#### [EXERCISE]
Please count the lines in the listing below where the word "name" appears. Give the number only.
** Begin PROVIDED ENTRIES **
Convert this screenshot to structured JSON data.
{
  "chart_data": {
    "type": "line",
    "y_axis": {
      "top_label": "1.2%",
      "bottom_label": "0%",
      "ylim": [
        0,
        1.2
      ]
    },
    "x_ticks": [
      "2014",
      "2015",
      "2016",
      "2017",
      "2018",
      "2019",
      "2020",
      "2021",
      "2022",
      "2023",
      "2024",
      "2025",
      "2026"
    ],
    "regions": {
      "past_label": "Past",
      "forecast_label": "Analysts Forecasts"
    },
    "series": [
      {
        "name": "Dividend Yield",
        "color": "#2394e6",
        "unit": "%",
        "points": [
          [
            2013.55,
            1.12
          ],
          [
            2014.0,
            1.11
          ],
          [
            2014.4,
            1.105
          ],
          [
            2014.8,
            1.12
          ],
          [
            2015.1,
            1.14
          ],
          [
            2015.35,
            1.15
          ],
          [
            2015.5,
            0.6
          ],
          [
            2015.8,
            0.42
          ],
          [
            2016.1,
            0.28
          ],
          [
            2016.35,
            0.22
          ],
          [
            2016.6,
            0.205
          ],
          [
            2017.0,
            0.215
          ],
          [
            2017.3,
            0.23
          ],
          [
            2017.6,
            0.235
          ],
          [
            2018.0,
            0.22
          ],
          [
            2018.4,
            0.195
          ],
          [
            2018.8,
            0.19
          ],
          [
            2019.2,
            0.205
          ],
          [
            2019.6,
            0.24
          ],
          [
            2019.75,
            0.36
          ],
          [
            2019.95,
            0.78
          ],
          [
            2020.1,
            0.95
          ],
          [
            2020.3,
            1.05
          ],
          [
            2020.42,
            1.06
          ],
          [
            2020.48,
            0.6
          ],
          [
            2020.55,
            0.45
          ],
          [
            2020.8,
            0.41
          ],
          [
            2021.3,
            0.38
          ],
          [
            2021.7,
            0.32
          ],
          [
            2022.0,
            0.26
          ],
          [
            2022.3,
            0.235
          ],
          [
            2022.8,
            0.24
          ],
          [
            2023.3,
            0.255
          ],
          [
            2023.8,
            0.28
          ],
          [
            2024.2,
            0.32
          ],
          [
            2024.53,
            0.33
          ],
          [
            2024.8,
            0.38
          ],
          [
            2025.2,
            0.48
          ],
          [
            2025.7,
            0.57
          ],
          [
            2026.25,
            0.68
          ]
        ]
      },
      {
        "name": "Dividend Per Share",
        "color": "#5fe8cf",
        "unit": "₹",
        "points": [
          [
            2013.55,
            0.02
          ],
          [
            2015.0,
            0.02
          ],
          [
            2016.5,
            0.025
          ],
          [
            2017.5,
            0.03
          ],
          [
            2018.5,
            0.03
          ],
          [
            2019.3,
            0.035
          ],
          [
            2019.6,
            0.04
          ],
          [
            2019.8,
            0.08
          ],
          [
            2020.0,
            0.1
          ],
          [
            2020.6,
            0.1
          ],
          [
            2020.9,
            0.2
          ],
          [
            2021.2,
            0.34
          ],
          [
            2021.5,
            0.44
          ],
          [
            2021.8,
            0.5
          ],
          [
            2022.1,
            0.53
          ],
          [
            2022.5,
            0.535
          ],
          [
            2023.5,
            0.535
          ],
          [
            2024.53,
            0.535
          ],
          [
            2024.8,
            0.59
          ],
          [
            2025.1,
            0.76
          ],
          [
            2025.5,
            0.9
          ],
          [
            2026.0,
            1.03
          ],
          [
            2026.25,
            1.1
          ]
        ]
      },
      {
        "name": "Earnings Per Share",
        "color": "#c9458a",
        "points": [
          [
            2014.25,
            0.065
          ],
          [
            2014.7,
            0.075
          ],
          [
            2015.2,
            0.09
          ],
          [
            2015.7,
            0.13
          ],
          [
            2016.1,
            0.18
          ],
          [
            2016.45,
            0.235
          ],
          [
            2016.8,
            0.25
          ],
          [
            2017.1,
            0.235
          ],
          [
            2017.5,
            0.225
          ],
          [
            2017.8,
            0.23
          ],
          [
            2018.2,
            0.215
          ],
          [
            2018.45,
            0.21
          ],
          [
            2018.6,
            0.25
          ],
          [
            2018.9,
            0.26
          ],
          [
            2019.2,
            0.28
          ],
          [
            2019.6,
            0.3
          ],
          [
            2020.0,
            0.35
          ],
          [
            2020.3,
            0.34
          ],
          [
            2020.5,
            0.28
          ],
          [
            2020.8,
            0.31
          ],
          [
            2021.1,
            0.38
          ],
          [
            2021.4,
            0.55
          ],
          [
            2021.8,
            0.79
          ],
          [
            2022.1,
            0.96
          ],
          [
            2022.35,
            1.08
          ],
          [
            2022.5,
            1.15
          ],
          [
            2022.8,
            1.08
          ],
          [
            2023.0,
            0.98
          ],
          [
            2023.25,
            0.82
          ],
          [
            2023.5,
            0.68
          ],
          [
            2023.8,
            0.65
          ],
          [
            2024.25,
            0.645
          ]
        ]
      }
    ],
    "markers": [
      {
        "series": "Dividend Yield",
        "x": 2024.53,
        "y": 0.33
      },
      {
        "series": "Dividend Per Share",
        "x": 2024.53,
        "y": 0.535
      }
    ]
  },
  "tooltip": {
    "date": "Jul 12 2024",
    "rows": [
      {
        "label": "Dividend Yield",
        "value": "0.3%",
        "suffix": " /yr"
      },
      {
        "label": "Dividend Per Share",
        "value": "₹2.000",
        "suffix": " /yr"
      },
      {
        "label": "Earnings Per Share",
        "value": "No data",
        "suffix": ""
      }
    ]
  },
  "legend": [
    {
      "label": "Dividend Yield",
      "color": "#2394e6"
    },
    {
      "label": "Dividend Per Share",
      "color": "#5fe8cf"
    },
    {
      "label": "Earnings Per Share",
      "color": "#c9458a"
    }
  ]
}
** End PROVIDED ENTRIES **
#### [EXERCISE ANSWER]
3